Data items:
========================================================================

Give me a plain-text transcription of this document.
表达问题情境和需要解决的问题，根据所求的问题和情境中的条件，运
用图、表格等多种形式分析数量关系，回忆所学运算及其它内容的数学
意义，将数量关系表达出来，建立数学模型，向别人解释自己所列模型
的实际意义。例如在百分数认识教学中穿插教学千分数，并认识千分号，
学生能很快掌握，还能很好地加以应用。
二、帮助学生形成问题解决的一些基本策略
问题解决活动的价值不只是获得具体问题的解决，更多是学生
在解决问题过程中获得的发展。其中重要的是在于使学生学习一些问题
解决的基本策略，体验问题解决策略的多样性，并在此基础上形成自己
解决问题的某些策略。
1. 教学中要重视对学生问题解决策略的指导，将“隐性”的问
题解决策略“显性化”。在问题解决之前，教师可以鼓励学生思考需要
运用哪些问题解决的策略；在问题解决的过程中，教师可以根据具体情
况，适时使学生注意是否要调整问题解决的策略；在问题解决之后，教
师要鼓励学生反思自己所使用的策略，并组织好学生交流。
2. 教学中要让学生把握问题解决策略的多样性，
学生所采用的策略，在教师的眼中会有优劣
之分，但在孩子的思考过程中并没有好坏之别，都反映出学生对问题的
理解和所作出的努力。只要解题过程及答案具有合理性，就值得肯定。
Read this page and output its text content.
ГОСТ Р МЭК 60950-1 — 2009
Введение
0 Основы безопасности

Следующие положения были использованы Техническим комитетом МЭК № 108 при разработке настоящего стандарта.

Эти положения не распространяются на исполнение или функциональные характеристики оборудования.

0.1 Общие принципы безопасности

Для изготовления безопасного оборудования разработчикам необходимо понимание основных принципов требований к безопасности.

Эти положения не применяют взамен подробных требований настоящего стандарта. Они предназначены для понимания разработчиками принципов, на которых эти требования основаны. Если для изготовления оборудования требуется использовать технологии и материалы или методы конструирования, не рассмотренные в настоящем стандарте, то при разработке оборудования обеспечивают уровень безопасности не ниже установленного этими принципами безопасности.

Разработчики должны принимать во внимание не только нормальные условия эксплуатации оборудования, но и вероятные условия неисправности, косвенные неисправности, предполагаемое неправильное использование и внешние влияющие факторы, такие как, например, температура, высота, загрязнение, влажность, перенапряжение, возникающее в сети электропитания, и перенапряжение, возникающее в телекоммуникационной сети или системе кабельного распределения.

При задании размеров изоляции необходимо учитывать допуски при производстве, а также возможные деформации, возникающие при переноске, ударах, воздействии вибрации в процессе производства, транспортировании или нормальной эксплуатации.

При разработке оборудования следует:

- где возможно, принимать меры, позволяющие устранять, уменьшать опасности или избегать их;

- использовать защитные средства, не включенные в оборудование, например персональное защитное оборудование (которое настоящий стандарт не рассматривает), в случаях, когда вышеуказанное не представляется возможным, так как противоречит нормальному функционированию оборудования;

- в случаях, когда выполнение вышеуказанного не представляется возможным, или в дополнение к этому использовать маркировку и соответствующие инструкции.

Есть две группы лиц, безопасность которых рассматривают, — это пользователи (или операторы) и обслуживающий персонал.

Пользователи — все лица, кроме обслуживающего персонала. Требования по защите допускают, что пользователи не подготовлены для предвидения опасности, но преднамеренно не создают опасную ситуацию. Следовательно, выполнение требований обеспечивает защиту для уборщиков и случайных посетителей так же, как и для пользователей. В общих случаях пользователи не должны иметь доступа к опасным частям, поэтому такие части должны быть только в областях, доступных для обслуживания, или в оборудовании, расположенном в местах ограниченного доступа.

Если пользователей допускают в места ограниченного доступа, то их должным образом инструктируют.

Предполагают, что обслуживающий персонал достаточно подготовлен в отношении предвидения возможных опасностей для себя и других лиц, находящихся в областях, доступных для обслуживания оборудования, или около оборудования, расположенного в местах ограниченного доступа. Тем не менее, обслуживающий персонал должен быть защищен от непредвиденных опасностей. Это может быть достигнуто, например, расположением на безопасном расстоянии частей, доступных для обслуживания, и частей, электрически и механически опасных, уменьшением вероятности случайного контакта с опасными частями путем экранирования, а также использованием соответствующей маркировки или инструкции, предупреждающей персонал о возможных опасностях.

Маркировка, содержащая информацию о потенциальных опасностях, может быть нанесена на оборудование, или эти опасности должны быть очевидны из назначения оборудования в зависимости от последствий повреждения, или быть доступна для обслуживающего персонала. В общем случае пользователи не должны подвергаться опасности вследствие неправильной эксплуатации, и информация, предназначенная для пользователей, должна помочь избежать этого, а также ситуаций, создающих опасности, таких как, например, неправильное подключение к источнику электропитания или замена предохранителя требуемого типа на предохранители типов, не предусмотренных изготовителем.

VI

========================================================================

Exercise details ▸
Exactly reproduce the material above.

Reply to the exercise ▸
Give me a plain-text transcription of this document.
表达问题情境和需要解决的问题，根据所求的问题和情境中的条件，运
用图、表格等多种形式分析数量关系，回忆所学运算及其它内容的数学
意义，将数量关系表达出来，建立数学模型，向别人解释自己所列模型
的实际意义。例如在百分数认识教学中穿插教学千分数，并认识千分号，
学生能很快掌握，还能很好地加以应用。
二、帮助学生形成问题解决的一些基本策略
问题解决活动的价值不只是获得具体问题的解决，更多是学生
在解决问题过程中获得的发展。其中重要的是在于使学生学习一些问题
解决的基本策略，体验问题解决策略的多样性，并在此基础上形成自己
解决问题的某些策略。
1. 教学中要重视对学生问题解决策略的指导，将“隐性”的问
题解决策略“显性化”。在问题解决之前，教师可以鼓励学生思考需要
运用哪些问题解决的策略；在问题解决的过程中，教师可以根据具体情
况，适时使学生注意是否要调整问题解决的策略；在问题解决之后，教
师要鼓励学生反思自己所使用的策略，并组织好学生交流。
2. 教学中要让学生把握问题解决策略的多样性，
学生所采用的策略，在教师的眼中会有优劣
之分，但在孩子的思考过程中并没有好坏之别，都反映出学生对问题的
理解和所作出的努力。只要解题过程及答案具有合理性，就值得肯定。
Read this page and output its text content.
ГОСТ Р МЭК 60950-1 — 2009
Введение
0 Основы безопасности

Следующие положения были использованы Техническим комитетом МЭК № 108 при разработке настоящего стандарта.

Эти положения не распространяются на исполнение или функциональные характеристики оборудования.

0.1 Общие принципы безопасности

Для изготовления безопасного оборудования разработчикам необходимо понимание основных принципов требований к безопасности.

Эти положения не применяют взамен подробных требований настоящего стандарта. Они предназначены для понимания разработчиками принципов, на которых эти требования основаны. Если для изготовления оборудования требуется использовать технологии и материалы или методы конструирования, не рассмотренные в настоящем стандарте, то при разработке оборудования обеспечивают уровень безопасности не ниже установленного этими принципами безопасности.

Разработчики должны принимать во внимание не только нормальные условия эксплуатации оборудования, но и вероятные условия неисправности, косвенные неисправности, предполагаемое неправильное использование и внешние влияющие факторы, такие как, например, температура, высота, загрязнение, влажность, перенапряжение, возникающее в сети электропитания, и перенапряжение, возникающее в телекоммуникационной сети или системе кабельного распределения.

При задании размеров изоляции необходимо учитывать допуски при производстве, а также возможные деформации, возникающие при переноске, ударах, воздействии вибрации в процессе производства, транспортировании или нормальной эксплуатации.

При разработке оборудования следует:

- где возможно, принимать меры, позволяющие устранять, уменьшать опасности или избегать их;

- использовать защитные средства, не включенные в оборудование, например персональное защитное оборудование (которое настоящий стандарт не рассматривает), в случаях, когда вышеуказанное не представляется возможным, так как противоречит нормальному функционированию оборудования;

- в случаях, когда выполнение вышеуказанного не представляется возможным, или в дополнение к этому использовать маркировку и соответствующие инструкции.

Есть две группы лиц, безопасность которых рассматривают, — это пользователи (или операторы) и обслуживающий персонал.

Пользователи — все лица, кроме обслуживающего персонала. Требования по защите допускают, что пользователи не подготовлены для предвидения опасности, но преднамеренно не создают опасную ситуацию. Следовательно, выполнение требований обеспечивает защиту для уборщиков и случайных посетителей так же, как и для пользователей. В общих случаях пользователи не должны иметь доступа к опасным частям, поэтому такие части должны быть только в областях, доступных для обслуживания, или в оборудовании, расположенном в местах ограниченного доступа.

Если пользователей допускают в места ограниченного доступа, то их должным образом инструктируют.

Предполагают, что обслуживающий персонал достаточно подготовлен в отношении предвидения возможных опасностей для себя и других лиц, находящихся в областях, доступных для обслуживания оборудования, или около оборудования, расположенного в местах ограниченного доступа. Тем не менее, обслуживающий персонал должен быть защищен от непредвиденных опасностей. Это может быть достигнуто, например, расположением на безопасном расстоянии частей, доступных для обслуживания, и частей, электрически и механически опасных, уменьшением вероятности случайного контакта с опасными частями путем экранирования, а также использованием соответствующей маркировки или инструкции, предупреждающей персонал о возможных опасностях.

Маркировка, содержащая информацию о потенциальных опасностях, может быть нанесена на оборудование, или эти опасности должны быть очевидны из назначения оборудования в зависимости от последствий повреждения, или быть доступна для обслуживающего персонала. В общем случае пользователи не должны подвергаться опасности вследствие неправильной эксплуатации, и информация, предназначенная для пользователей, должна помочь избежать этого, а также ситуаций, создающих опасности, таких как, например, неправильное подключение к источнику электропитания или замена предохранителя требуемого типа на предохранители типов, не предусмотренных изготовителем.

VI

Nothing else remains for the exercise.